Requirements ::
Copy every record below, exactly as written.

------------

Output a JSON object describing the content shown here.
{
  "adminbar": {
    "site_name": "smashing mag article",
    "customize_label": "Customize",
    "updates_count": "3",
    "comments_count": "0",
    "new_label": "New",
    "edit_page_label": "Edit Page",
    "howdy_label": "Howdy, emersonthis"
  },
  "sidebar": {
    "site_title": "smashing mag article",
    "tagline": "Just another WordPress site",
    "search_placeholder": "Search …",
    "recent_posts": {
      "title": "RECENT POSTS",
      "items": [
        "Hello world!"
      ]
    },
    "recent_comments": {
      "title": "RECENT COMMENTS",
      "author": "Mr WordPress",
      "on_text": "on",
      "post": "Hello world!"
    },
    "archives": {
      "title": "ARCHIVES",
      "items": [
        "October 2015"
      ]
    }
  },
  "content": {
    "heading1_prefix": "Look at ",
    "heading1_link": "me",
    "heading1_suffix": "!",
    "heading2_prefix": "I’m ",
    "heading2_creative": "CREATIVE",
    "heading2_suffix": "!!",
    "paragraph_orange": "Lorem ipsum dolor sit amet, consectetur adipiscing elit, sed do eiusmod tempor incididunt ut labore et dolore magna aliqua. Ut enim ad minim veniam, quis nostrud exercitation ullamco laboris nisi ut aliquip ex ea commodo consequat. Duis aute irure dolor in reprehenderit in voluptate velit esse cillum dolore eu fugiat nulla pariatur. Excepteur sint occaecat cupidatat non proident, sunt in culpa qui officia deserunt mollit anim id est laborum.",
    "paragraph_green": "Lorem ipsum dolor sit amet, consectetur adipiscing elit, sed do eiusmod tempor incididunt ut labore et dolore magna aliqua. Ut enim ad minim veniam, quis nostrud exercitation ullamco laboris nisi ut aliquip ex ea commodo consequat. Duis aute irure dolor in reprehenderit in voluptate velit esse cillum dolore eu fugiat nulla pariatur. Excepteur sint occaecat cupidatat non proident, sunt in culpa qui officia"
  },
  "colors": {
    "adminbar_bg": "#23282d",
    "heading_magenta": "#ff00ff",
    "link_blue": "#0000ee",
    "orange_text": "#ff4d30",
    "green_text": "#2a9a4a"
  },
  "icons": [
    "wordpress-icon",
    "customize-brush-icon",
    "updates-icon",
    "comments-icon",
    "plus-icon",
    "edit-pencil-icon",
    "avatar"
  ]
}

------------

Task output ::
Output a JSON object describing the content shown here.
{
  "adminbar": {
    "site_name": "smashing mag article",
    "customize_label": "Customize",
    "updates_count": "3",
    "comments_count": "0",
    "new_label": "New",
    "edit_page_label": "Edit Page",
    "howdy_label": "Howdy, emersonthis"
  },
  "sidebar": {
    "site_title": "smashing mag article",
    "tagline": "Just another WordPress site",
    "search_placeholder": "Search …",
    "recent_posts": {
      "title": "RECENT POSTS",
      "items": [
        "Hello world!"
      ]
    },
    "recent_comments": {
      "title": "RECENT COMMENTS",
      "author": "Mr WordPress",
      "on_text": "on",
      "post": "Hello world!"
    },
    "archives": {
      "title": "ARCHIVES",
      "items": [
        "October 2015"
      ]
    }
  },
  "content": {
    "heading1_prefix": "Look at ",
    "heading1_link": "me",
    "heading1_suffix": "!",
    "heading2_prefix": "I’m ",
    "heading2_creative": "CREATIVE",
    "heading2_suffix": "!!",
    "paragraph_orange": "Lorem ipsum dolor sit amet, consectetur adipiscing elit, sed do eiusmod tempor incididunt ut labore et dolore magna aliqua. Ut enim ad minim veniam, quis nostrud exercitation ullamco laboris nisi ut aliquip ex ea commodo consequat. Duis aute irure dolor in reprehenderit in voluptate velit esse cillum dolore eu fugiat nulla pariatur. Excepteur sint occaecat cupidatat non proident, sunt in culpa qui officia deserunt mollit anim id est laborum.",
    "paragraph_green": "Lorem ipsum dolor sit amet, consectetur adipiscing elit, sed do eiusmod tempor incididunt ut labore et dolore magna aliqua. Ut enim ad minim veniam, quis nostrud exercitation ullamco laboris nisi ut aliquip ex ea commodo consequat. Duis aute irure dolor in reprehenderit in voluptate velit esse cillum dolore eu fugiat nulla pariatur. Excepteur sint occaecat cupidatat non proident, sunt in culpa qui officia"
  },
  "colors": {
    "adminbar_bg": "#23282d",
    "heading_magenta": "#ff00ff",
    "link_blue": "#0000ee",
    "orange_text": "#ff4d30",
    "green_text": "#2a9a4a"
  },
  "icons": [
    "wordpress-icon",
    "customize-brush-icon",
    "updates-icon",
    "comments-icon",
    "plus-icon",
    "edit-pencil-icon",
    "avatar"
  ]
}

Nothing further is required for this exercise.